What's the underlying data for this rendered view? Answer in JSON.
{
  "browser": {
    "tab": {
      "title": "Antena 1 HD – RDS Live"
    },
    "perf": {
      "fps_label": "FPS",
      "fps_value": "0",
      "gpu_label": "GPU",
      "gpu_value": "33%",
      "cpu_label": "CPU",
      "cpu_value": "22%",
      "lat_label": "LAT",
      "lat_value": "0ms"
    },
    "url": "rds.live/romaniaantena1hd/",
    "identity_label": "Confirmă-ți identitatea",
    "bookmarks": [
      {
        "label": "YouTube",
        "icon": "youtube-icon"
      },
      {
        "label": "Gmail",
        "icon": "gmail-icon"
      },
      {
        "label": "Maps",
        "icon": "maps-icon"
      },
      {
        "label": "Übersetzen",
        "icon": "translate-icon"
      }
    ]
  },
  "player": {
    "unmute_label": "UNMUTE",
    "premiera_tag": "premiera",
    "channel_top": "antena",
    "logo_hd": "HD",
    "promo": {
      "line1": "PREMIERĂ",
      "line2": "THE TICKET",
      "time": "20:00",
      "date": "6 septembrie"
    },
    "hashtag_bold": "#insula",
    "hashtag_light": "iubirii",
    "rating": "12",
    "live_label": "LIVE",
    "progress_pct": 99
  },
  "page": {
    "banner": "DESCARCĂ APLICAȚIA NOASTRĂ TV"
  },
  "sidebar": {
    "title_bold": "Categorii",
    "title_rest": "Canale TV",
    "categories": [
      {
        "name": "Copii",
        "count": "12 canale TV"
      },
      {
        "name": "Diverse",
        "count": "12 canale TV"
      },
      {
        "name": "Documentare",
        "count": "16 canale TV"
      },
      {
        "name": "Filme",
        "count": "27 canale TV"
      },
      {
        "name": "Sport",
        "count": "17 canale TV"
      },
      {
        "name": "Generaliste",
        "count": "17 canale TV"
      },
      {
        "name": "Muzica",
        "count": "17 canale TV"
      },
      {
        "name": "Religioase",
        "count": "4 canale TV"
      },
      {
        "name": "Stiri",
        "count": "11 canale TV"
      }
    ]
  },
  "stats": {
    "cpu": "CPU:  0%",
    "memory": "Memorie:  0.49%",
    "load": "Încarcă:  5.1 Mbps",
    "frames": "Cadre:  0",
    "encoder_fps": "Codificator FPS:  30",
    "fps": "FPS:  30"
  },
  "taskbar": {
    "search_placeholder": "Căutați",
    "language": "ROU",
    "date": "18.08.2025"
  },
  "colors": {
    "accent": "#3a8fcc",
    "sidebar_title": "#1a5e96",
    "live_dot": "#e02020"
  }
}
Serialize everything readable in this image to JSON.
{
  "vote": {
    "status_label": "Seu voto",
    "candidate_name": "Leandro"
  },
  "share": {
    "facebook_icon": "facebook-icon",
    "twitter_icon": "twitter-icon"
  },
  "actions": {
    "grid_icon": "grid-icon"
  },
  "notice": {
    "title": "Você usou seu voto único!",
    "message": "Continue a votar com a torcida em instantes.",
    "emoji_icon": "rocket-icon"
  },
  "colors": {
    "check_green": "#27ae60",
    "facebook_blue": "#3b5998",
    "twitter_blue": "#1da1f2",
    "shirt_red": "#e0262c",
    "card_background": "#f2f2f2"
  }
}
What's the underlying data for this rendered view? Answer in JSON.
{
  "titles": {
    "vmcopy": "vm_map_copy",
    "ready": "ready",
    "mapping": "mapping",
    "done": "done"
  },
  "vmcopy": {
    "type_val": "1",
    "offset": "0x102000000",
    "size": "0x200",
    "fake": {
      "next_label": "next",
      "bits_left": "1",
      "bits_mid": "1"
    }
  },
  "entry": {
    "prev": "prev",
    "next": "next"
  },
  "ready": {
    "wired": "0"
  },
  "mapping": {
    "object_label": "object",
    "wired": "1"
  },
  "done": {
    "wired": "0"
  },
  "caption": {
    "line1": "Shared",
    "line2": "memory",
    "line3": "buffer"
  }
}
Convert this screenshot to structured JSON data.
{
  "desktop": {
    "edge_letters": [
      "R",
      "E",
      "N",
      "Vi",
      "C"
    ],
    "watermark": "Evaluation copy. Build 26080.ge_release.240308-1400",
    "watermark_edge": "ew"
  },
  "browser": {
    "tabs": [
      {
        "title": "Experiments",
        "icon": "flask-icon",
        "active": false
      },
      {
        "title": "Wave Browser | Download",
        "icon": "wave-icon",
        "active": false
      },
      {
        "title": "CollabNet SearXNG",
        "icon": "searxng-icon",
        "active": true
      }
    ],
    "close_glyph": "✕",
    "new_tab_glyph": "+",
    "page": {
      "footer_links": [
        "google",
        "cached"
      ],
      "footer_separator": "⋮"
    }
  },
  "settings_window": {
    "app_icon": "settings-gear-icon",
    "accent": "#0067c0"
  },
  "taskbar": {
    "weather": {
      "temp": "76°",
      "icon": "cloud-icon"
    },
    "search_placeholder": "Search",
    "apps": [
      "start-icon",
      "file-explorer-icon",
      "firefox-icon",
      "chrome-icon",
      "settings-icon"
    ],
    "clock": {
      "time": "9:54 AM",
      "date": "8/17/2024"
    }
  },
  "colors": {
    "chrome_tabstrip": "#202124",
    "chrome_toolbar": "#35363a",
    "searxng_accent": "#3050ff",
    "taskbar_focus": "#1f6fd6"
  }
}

————————

- Exercise task -
Everything from the line containing "Convert this screenshot" through the last line of the records must be given again exactly; leave out all other lines.

- Response -
Convert this screenshot to structured JSON data.
{
  "desktop": {
    "edge_letters": [
      "R",
      "E",
      "N",
      "Vi",
      "C"
    ],
    "watermark": "Evaluation copy. Build 26080.ge_release.240308-1400",
    "watermark_edge": "ew"
  },
  "browser": {
    "tabs": [
      {
        "title": "Experiments",
        "icon": "flask-icon",
        "active": false
      },
      {
        "title": "Wave Browser | Download",
        "icon": "wave-icon",
        "active": false
      },
      {
        "title": "CollabNet SearXNG",
        "icon": "searxng-icon",
        "active": true
      }
    ],
    "close_glyph": "✕",
    "new_tab_glyph": "+",
    "page": {
      "footer_links": [
        "google",
        "cached"
      ],
      "footer_separator": "⋮"
    }
  },
  "settings_window": {
    "app_icon": "settings-gear-icon",
    "accent": "#0067c0"
  },
  "taskbar": {
    "weather": {
      "temp": "76°",
      "icon": "cloud-icon"
    },
    "search_placeholder": "Search",
    "apps": [
      "start-icon",
      "file-explorer-icon",
      "firefox-icon",
      "chrome-icon",
      "settings-icon"
    ],
    "clock": {
      "time": "9:54 AM",
      "date": "8/17/2024"
    }
  },
  "colors": {
    "chrome_tabstrip": "#202124",
    "chrome_toolbar": "#35363a",
    "searxng_accent": "#3050ff",
    "taskbar_focus": "#1f6fd6"
  }
}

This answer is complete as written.